# TASK DETAILS
Below are some entries. Copy each line that holds the string "price".

# SUPPLIED RECORDS
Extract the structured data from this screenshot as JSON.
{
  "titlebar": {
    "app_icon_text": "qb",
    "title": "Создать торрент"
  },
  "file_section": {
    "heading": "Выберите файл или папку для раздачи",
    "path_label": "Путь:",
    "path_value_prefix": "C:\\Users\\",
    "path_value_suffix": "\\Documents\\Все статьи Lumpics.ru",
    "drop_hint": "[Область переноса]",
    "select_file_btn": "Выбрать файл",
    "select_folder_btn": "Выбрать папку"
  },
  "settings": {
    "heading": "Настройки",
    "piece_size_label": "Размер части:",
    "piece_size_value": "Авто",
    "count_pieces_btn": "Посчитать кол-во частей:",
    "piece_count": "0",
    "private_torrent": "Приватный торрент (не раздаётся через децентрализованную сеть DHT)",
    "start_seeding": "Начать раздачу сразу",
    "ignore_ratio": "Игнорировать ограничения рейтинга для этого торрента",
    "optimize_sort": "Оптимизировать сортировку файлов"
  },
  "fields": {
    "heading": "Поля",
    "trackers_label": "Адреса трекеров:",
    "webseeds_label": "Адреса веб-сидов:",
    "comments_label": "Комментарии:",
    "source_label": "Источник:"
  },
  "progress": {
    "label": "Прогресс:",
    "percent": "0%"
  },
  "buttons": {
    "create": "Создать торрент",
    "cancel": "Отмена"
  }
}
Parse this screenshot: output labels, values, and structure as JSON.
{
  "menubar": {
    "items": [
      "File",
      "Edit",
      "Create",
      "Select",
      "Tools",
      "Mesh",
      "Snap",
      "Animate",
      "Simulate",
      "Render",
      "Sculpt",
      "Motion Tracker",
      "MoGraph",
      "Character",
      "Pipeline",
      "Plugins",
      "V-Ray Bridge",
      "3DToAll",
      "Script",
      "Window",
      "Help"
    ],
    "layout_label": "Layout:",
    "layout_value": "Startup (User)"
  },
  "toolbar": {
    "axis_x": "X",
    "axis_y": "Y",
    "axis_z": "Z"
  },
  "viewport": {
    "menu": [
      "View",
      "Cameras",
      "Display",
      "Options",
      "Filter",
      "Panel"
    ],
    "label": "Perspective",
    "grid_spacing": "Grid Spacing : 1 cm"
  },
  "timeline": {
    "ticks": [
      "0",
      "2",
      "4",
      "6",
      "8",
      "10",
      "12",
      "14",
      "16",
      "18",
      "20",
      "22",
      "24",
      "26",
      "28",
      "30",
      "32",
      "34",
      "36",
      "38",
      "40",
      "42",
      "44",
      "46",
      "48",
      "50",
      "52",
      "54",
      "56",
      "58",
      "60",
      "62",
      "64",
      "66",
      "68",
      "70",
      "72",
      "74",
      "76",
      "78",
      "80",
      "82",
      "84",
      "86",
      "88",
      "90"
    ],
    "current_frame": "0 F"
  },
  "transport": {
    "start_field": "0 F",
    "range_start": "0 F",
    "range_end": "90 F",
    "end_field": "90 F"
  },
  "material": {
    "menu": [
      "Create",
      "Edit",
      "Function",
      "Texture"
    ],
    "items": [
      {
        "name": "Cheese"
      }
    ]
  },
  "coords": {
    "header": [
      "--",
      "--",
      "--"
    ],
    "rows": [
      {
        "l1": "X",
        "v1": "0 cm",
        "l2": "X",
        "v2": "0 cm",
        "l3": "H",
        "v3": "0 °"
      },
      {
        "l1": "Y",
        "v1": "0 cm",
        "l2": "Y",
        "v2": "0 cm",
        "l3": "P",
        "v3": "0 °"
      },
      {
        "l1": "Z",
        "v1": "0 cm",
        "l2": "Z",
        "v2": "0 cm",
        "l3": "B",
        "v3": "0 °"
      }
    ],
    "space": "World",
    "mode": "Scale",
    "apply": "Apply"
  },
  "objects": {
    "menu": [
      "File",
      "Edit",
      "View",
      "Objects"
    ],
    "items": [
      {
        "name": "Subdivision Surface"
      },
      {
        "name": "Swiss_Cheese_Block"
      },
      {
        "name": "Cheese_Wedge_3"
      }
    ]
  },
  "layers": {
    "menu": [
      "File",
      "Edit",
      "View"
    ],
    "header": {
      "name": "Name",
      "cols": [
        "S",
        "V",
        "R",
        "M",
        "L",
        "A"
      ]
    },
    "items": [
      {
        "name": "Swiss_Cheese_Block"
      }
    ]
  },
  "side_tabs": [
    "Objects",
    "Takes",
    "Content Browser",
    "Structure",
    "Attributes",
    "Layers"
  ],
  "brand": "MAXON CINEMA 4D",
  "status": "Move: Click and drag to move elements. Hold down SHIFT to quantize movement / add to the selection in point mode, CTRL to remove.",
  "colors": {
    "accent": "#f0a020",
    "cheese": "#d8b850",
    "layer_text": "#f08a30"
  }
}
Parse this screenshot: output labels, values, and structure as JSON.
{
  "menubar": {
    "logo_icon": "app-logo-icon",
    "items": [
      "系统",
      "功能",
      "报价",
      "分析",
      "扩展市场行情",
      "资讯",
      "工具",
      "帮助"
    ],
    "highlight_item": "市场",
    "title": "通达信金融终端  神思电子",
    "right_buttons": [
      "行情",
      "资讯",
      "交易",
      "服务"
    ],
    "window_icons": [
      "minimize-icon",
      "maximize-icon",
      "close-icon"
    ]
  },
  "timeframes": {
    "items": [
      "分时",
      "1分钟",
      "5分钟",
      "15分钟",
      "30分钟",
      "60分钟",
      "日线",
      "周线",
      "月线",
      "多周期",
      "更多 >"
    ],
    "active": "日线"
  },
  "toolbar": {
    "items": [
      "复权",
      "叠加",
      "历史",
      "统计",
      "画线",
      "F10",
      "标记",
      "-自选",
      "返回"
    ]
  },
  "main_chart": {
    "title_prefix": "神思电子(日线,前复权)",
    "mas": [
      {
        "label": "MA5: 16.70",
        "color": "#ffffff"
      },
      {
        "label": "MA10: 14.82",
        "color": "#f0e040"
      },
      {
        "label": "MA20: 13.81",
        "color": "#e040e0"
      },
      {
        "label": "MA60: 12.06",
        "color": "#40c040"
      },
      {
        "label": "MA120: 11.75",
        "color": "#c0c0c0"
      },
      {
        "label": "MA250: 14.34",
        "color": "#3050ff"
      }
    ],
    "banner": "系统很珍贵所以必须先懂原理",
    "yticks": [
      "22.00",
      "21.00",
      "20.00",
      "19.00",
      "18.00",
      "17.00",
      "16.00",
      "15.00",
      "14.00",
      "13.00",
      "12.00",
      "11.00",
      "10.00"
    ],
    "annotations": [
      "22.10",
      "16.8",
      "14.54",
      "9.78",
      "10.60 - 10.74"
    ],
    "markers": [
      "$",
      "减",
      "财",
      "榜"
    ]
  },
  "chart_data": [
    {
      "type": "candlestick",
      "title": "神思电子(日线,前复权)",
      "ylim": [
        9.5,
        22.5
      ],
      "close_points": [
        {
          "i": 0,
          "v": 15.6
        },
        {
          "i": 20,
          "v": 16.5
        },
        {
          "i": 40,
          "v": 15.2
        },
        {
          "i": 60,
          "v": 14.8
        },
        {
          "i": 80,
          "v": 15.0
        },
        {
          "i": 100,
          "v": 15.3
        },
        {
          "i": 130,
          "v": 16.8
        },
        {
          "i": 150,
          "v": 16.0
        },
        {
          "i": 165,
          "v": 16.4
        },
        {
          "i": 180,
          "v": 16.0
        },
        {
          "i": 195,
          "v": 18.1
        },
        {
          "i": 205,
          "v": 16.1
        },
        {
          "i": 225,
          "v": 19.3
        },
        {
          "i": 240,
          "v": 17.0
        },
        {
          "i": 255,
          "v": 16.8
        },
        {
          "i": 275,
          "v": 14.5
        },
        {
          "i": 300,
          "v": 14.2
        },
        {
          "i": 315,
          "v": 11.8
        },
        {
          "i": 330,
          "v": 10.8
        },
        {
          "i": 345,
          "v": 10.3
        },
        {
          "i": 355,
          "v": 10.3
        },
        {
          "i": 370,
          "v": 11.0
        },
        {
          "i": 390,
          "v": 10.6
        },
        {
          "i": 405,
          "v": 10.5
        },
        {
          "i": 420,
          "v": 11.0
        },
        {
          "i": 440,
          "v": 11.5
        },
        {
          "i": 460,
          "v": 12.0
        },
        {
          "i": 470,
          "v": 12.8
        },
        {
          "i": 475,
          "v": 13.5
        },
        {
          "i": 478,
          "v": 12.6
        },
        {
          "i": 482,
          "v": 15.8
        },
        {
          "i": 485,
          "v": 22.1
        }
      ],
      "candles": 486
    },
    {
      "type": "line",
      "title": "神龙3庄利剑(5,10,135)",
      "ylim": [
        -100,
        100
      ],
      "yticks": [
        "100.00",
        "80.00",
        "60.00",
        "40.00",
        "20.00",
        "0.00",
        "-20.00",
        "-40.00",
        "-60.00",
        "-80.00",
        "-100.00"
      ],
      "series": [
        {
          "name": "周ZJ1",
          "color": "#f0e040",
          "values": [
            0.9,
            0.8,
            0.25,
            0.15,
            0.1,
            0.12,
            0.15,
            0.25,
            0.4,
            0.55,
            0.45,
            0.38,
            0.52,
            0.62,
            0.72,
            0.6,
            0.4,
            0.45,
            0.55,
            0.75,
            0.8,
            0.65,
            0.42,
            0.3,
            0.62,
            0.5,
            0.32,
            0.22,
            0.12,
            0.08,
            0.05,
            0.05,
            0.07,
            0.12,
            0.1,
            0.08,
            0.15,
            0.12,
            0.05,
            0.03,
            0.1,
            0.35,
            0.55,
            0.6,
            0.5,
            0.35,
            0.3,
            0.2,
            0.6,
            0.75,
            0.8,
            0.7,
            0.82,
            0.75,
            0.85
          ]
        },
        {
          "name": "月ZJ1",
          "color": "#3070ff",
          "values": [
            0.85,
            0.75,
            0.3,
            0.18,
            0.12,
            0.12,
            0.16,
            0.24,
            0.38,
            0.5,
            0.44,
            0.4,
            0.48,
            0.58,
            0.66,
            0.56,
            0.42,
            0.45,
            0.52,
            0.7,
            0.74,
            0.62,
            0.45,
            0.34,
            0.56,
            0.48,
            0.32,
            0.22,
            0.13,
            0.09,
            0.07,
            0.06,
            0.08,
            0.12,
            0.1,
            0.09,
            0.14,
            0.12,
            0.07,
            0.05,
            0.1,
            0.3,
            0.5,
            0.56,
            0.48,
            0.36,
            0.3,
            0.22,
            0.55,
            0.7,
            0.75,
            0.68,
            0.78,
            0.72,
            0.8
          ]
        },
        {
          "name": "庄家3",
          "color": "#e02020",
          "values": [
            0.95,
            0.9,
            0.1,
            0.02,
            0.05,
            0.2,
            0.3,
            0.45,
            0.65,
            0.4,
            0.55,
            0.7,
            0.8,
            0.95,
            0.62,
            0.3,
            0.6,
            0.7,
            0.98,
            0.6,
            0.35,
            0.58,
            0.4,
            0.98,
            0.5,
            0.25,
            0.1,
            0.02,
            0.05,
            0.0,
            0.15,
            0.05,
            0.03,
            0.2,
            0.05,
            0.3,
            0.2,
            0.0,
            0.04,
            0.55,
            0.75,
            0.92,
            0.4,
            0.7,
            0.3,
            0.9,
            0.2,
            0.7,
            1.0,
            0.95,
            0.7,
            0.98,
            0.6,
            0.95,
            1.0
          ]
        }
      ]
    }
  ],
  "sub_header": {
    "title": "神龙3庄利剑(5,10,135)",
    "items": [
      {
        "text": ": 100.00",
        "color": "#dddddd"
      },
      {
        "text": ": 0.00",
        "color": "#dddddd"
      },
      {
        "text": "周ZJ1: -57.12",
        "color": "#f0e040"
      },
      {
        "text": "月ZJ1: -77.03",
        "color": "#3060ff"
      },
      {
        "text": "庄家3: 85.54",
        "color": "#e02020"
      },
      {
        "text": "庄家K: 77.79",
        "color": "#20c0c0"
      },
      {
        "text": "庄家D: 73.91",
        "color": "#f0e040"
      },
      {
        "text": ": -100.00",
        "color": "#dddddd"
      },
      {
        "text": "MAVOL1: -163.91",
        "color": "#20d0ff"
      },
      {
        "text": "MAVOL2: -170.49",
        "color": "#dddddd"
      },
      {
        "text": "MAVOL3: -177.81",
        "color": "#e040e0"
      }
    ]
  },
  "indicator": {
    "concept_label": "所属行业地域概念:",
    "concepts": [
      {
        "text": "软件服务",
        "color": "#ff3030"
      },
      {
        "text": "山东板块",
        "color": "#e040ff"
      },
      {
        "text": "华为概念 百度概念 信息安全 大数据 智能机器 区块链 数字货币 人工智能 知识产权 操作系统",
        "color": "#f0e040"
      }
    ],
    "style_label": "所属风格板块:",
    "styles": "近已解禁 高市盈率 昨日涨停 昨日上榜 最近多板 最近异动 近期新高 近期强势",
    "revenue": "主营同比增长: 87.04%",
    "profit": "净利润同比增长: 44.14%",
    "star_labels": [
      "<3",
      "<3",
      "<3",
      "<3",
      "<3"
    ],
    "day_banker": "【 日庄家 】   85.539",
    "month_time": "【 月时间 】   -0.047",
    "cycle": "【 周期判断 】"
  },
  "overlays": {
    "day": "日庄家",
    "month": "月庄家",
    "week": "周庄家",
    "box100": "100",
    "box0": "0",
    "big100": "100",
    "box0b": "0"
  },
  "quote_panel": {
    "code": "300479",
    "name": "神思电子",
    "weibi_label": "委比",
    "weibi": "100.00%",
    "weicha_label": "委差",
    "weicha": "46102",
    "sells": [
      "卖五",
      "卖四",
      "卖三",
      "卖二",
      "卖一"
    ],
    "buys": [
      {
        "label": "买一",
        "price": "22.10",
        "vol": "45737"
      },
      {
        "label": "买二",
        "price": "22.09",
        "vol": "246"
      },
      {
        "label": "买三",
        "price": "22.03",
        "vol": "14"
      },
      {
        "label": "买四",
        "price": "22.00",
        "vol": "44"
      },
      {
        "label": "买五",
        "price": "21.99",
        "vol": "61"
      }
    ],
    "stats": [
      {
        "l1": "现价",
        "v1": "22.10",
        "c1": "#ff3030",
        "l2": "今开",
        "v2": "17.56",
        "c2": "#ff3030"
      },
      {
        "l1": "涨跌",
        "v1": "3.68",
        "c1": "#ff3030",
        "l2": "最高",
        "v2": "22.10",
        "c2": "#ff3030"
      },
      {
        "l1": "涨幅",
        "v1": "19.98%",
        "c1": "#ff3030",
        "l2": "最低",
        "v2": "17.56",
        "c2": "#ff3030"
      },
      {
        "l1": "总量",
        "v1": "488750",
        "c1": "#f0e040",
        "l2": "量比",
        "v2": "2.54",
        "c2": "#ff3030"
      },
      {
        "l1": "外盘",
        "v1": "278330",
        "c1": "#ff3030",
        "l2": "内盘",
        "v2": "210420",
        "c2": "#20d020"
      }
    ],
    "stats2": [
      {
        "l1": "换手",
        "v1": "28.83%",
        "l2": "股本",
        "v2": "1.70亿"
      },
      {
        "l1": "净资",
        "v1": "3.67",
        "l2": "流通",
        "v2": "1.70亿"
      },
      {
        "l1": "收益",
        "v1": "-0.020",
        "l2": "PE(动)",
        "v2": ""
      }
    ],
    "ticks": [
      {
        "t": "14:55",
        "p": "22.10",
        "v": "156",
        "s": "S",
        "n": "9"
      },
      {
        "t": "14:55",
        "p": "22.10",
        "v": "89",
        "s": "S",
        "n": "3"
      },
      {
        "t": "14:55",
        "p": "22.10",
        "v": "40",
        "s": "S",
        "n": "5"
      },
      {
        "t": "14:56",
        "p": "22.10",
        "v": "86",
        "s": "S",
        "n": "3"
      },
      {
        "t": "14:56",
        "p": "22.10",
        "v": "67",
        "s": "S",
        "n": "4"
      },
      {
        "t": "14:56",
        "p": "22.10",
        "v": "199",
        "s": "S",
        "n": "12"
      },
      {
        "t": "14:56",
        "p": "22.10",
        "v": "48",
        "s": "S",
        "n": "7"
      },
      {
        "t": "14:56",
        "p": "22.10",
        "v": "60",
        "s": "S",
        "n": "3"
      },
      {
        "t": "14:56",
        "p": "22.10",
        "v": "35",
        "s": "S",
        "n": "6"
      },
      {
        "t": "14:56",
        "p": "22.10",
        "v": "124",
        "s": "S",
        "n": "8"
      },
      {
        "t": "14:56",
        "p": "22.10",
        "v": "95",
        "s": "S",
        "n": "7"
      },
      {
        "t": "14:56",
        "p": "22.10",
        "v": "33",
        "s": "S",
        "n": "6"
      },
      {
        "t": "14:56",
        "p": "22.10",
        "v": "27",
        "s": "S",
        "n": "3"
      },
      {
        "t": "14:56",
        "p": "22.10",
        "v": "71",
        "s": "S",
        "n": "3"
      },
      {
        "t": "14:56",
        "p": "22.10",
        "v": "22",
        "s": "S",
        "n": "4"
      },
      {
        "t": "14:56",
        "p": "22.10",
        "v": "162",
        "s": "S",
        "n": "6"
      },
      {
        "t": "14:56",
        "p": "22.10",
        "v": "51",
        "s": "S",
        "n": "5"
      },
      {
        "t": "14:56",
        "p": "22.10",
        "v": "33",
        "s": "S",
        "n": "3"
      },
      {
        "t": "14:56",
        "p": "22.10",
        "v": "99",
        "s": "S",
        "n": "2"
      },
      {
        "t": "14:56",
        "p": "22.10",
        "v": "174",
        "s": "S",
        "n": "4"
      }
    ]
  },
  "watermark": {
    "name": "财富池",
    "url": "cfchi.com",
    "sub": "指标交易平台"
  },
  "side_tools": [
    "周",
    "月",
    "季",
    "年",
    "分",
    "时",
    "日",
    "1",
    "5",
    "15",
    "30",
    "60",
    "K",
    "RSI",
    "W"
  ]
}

# RESULT OF THE EXERCISE
        "price": "22.10",
        "price": "22.09",
        "price": "22.03",
        "price": "22.00",
        "price": "21.99",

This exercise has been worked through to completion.